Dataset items

<<<<

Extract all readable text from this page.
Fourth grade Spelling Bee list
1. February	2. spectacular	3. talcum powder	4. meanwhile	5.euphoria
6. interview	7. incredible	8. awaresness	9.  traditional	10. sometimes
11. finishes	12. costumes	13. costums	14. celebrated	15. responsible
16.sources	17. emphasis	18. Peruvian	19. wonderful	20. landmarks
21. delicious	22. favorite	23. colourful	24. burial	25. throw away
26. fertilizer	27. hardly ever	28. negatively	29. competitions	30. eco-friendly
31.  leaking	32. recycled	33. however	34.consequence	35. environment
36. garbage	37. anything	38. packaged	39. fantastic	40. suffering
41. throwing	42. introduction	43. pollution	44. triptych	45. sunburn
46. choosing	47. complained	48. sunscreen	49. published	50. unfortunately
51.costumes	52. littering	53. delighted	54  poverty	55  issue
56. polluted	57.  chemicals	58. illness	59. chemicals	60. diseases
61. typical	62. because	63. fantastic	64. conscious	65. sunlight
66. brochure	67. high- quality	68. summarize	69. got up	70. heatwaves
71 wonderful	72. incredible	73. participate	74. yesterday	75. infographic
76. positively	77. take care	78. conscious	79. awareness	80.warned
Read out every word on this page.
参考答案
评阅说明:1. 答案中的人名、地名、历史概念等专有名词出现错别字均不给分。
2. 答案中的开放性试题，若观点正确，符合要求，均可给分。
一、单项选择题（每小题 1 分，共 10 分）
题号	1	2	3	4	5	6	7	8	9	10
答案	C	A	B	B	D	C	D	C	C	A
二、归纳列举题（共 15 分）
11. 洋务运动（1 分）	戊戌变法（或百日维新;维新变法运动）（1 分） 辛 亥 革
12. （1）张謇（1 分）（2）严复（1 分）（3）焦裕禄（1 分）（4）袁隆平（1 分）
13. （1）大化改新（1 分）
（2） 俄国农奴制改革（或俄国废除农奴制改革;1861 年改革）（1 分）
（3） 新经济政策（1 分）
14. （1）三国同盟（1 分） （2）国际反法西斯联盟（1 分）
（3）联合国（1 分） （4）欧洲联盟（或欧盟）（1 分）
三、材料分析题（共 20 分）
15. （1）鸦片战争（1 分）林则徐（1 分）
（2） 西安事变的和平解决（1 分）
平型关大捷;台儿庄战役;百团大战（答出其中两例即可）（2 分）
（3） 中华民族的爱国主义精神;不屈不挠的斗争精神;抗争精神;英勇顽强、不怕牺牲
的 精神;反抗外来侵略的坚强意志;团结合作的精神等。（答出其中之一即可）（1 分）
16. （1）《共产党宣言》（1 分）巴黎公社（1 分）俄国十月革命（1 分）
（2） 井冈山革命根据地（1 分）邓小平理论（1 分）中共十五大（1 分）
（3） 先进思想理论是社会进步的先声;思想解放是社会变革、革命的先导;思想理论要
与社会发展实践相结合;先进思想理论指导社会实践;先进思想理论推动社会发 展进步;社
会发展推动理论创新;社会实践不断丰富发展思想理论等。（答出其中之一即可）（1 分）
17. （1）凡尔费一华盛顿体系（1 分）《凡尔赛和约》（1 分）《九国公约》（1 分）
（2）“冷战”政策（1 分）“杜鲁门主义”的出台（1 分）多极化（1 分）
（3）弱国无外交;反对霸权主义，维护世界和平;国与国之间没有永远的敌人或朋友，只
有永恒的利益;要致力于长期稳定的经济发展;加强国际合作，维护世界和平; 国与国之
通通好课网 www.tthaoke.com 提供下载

>>>>

* [What the exercise asks] From the preceding material, extract every line exactly.

* [Response]
Extract all readable text from this page.
Fourth grade Spelling Bee list
1. February	2. spectacular	3. talcum powder	4. meanwhile	5.euphoria
6. interview	7. incredible	8. awaresness	9.  traditional	10. sometimes
11. finishes	12. costumes	13. costums	14. celebrated	15. responsible
16.sources	17. emphasis	18. Peruvian	19. wonderful	20. landmarks
21. delicious	22. favorite	23. colourful	24. burial	25. throw away
26. fertilizer	27. hardly ever	28. negatively	29. competitions	30. eco-friendly
31.  leaking	32. recycled	33. however	34.consequence	35. environment
36. garbage	37. anything	38. packaged	39. fantastic	40. suffering
41. throwing	42. introduction	43. pollution	44. triptych	45. sunburn
46. choosing	47. complained	48. sunscreen	49. published	50. unfortunately
51.costumes	52. littering	53. delighted	54  poverty	55  issue
56. polluted	57.  chemicals	58. illness	59. chemicals	60. diseases
61. typical	62. because	63. fantastic	64. conscious	65. sunlight
66. brochure	67. high- quality	68. summarize	69. got up	70. heatwaves
71 wonderful	72. incredible	73. participate	74. yesterday	75. infographic
76. positively	77. take care	78. conscious	79. awareness	80.warned
Read out every word on this page.
参考答案
评阅说明:1. 答案中的人名、地名、历史概念等专有名词出现错别字均不给分。
2. 答案中的开放性试题，若观点正确，符合要求，均可给分。
一、单项选择题（每小题 1 分，共 10 分）
题号	1	2	3	4	5	6	7	8	9	10
答案	C	A	B	B	D	C	D	C	C	A
二、归纳列举题（共 15 分）
11. 洋务运动（1 分）	戊戌变法（或百日维新;维新变法运动）（1 分） 辛 亥 革
12. （1）张謇（1 分）（2）严复（1 分）（3）焦裕禄（1 分）（4）袁隆平（1 分）
13. （1）大化改新（1 分）
（2） 俄国农奴制改革（或俄国废除农奴制改革;1861 年改革）（1 分）
（3） 新经济政策（1 分）
14. （1）三国同盟（1 分） （2）国际反法西斯联盟（1 分）
（3）联合国（1 分） （4）欧洲联盟（或欧盟）（1 分）
三、材料分析题（共 20 分）
15. （1）鸦片战争（1 分）林则徐（1 分）
（2） 西安事变的和平解决（1 分）
平型关大捷;台儿庄战役;百团大战（答出其中两例即可）（2 分）
（3） 中华民族的爱国主义精神;不屈不挠的斗争精神;抗争精神;英勇顽强、不怕牺牲
的 精神;反抗外来侵略的坚强意志;团结合作的精神等。（答出其中之一即可）（1 分）
16. （1）《共产党宣言》（1 分）巴黎公社（1 分）俄国十月革命（1 分）
（2） 井冈山革命根据地（1 分）邓小平理论（1 分）中共十五大（1 分）
（3） 先进思想理论是社会进步的先声;思想解放是社会变革、革命的先导;思想理论要
与社会发展实践相结合;先进思想理论指导社会实践;先进思想理论推动社会发 展进步;社
会发展推动理论创新;社会实践不断丰富发展思想理论等。（答出其中之一即可）（1 分）
17. （1）凡尔费一华盛顿体系（1 分）《凡尔赛和约》（1 分）《九国公约》（1 分）
（2）“冷战”政策（1 分）“杜鲁门主义”的出台（1 分）多极化（1 分）
（3）弱国无外交;反对霸权主义，维护世界和平;国与国之间没有永远的敌人或朋友，只
有永恒的利益;要致力于长期稳定的经济发展;加强国际合作，维护世界和平; 国与国之
通通好课网 www.tthaoke.com 提供下载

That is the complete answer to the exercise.